*Task to carry out*.
Gather every line of the entries that includes the word "足球运动员".

*Provided information*.
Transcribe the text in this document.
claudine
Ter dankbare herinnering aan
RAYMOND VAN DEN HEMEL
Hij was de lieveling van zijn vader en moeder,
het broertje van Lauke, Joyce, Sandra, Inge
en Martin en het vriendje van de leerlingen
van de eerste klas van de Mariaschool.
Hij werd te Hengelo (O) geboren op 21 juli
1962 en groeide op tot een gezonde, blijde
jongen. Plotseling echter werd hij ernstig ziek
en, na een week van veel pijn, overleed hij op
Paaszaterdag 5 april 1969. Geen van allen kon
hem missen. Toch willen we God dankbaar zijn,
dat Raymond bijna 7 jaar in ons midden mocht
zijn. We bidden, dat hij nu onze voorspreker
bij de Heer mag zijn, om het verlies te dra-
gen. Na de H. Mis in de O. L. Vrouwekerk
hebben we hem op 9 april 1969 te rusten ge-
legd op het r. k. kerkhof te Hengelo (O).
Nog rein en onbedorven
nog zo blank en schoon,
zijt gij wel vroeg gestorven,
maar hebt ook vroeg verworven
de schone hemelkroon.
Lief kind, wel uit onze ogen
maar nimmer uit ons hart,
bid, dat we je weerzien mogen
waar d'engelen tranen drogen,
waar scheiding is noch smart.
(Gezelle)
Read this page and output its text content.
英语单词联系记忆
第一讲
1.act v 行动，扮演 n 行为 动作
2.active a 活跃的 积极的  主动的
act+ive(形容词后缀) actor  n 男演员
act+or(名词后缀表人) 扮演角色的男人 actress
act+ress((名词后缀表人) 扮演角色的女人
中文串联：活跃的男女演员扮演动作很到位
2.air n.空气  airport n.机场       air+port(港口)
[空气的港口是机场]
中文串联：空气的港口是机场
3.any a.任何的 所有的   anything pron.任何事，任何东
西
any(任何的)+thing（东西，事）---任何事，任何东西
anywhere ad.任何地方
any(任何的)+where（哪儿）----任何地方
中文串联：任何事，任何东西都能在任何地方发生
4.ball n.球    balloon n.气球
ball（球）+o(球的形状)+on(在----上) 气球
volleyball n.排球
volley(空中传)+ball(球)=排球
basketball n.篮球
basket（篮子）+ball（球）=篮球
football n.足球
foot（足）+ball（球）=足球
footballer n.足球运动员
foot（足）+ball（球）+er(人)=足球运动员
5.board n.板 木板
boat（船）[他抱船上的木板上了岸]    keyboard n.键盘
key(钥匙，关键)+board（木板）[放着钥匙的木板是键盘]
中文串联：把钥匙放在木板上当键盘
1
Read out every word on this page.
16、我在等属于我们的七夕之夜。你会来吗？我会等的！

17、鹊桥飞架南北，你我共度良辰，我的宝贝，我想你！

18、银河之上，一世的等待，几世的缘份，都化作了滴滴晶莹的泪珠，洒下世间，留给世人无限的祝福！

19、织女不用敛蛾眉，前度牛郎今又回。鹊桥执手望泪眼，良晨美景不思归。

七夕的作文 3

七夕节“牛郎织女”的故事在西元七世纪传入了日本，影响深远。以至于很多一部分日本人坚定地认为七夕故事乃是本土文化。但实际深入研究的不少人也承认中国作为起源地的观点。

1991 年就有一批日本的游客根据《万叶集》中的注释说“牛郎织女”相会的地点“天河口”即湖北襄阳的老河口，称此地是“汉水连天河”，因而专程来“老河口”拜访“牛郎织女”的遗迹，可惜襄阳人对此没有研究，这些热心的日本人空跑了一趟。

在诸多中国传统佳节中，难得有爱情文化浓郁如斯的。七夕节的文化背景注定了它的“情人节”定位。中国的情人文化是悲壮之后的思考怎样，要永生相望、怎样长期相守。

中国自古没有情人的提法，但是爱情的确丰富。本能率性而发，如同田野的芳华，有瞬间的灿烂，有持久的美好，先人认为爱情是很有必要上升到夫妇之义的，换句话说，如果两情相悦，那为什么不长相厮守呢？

*Task solution*.
footballer n.足球运动员
foot（足）+ball（球）+er(人)=足球运动员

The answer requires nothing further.